TASK OBJECTIVE ::
Each entry below is to be transcribed exactly.
══ MATERIAL
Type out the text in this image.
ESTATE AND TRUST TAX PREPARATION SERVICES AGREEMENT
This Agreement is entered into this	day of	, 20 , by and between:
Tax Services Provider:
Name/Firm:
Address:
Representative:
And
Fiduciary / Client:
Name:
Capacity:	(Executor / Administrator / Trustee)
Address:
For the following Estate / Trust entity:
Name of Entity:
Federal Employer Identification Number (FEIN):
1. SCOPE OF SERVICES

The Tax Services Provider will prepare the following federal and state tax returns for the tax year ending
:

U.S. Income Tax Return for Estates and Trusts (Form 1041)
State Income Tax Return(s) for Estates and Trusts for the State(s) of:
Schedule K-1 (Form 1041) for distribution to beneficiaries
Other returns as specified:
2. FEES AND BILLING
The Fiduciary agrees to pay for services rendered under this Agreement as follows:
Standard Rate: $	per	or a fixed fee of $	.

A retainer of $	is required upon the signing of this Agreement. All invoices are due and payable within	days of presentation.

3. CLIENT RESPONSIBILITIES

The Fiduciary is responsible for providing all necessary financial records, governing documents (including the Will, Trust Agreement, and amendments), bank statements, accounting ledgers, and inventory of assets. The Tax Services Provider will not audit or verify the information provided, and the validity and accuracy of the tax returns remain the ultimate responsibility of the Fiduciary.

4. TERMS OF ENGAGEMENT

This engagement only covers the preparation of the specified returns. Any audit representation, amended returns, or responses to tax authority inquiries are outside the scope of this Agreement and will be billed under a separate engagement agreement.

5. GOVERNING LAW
════
ANSWER TO THE TASK ::
Type out the text in this image.
ESTATE AND TRUST TAX PREPARATION SERVICES AGREEMENT
This Agreement is entered into this	day of	, 20 , by and between:
Tax Services Provider:
Name/Firm:
Address:
Representative:
And
Fiduciary / Client:
Name:
Capacity:	(Executor / Administrator / Trustee)
Address:
For the following Estate / Trust entity:
Name of Entity:
Federal Employer Identification Number (FEIN):
1. SCOPE OF SERVICES

The Tax Services Provider will prepare the following federal and state tax returns for the tax year ending
:

U.S. Income Tax Return for Estates and Trusts (Form 1041)
State Income Tax Return(s) for Estates and Trusts for the State(s) of:
Schedule K-1 (Form 1041) for distribution to beneficiaries
Other returns as specified:
2. FEES AND BILLING
The Fiduciary agrees to pay for services rendered under this Agreement as follows:
Standard Rate: $	per	or a fixed fee of $	.

A retainer of $	is required upon the signing of this Agreement. All invoices are due and payable within	days of presentation.

3. CLIENT RESPONSIBILITIES

The Fiduciary is responsible for providing all necessary financial records, governing documents (including the Will, Trust Agreement, and amendments), bank statements, accounting ledgers, and inventory of assets. The Tax Services Provider will not audit or verify the information provided, and the validity and accuracy of the tax returns remain the ultimate responsibility of the Fiduciary.

4. TERMS OF ENGAGEMENT

This engagement only covers the preparation of the specified returns. Any audit representation, amended returns, or responses to tax authority inquiries are outside the scope of this Agreement and will be billed under a separate engagement agreement.

5. GOVERNING LAW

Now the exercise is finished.